==== DATA SHOWN

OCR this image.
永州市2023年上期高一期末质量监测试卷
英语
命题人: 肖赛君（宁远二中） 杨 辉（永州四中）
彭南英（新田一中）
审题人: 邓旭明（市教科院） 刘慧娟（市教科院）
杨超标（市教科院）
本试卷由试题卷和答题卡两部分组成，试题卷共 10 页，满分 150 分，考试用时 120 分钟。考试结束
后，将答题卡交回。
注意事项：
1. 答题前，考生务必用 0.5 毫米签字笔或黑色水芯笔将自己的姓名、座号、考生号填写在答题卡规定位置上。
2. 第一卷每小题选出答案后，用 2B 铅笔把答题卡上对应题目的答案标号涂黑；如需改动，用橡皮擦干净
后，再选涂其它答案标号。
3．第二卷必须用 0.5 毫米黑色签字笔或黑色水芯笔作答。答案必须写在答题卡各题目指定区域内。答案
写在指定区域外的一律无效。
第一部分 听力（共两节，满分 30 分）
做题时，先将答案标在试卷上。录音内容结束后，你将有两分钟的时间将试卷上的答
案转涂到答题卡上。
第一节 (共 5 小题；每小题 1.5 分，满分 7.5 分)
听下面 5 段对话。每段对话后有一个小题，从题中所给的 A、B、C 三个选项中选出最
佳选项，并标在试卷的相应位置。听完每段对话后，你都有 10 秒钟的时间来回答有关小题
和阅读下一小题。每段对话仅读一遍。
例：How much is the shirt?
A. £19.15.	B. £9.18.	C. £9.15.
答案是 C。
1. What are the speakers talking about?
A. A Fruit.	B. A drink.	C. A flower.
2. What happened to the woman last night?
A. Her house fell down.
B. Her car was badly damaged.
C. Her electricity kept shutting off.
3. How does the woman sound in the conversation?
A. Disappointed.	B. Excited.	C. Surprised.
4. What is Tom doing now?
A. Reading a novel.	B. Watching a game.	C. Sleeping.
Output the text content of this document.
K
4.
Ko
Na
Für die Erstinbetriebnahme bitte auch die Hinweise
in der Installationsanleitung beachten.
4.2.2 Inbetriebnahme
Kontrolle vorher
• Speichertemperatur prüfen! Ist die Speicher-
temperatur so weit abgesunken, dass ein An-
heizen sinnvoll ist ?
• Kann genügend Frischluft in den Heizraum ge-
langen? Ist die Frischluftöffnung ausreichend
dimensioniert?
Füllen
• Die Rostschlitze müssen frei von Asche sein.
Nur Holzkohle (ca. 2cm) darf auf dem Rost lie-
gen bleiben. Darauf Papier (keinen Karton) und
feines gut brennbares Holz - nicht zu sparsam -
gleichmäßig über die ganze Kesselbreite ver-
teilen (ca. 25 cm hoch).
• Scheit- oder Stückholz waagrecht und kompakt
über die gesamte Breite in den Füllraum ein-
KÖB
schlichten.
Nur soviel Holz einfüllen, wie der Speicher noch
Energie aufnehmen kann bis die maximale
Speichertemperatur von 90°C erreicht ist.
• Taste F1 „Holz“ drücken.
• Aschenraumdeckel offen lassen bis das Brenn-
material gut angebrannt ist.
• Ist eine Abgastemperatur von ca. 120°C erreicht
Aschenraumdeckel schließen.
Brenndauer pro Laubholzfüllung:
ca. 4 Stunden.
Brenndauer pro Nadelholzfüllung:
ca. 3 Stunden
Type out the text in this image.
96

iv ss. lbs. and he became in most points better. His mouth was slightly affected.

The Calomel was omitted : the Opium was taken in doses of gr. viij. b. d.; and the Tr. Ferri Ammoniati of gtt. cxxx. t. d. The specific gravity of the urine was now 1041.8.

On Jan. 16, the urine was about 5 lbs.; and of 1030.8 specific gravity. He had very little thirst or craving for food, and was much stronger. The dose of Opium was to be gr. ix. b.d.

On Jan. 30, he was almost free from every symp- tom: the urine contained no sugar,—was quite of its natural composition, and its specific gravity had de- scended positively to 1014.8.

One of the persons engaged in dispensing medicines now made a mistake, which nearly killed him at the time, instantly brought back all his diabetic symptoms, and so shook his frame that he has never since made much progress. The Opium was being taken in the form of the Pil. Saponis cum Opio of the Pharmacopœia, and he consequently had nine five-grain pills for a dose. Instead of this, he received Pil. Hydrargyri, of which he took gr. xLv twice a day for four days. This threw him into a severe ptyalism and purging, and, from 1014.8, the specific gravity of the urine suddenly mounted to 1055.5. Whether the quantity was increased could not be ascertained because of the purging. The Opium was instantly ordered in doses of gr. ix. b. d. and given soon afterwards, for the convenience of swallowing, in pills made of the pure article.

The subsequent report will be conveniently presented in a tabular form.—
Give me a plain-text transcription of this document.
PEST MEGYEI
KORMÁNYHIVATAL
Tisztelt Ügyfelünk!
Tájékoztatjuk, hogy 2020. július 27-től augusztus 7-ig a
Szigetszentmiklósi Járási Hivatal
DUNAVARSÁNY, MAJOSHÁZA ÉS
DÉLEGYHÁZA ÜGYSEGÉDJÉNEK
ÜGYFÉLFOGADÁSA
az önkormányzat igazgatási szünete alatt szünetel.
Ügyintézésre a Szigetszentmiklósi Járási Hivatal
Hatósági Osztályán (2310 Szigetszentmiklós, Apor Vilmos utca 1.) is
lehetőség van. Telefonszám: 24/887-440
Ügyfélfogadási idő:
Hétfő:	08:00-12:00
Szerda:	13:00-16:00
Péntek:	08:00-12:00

========

[YOUR TASK] From the line containing "Give me a plain-text" through the closing line of the material above, return every line exactly and omit all others.

[ANSWER TO THE TASK]
Give me a plain-text transcription of this document.
PEST MEGYEI
KORMÁNYHIVATAL
Tisztelt Ügyfelünk!
Tájékoztatjuk, hogy 2020. július 27-től augusztus 7-ig a
Szigetszentmiklósi Járási Hivatal
DUNAVARSÁNY, MAJOSHÁZA ÉS
DÉLEGYHÁZA ÜGYSEGÉDJÉNEK
ÜGYFÉLFOGADÁSA
az önkormányzat igazgatási szünete alatt szünetel.
Ügyintézésre a Szigetszentmiklósi Járási Hivatal
Hatósági Osztályán (2310 Szigetszentmiklós, Apor Vilmos utca 1.) is
lehetőség van. Telefonszám: 24/887-440
Ügyfélfogadási idő:
Hétfő:	08:00-12:00
Szerda:	13:00-16:00
Péntek:	08:00-12:00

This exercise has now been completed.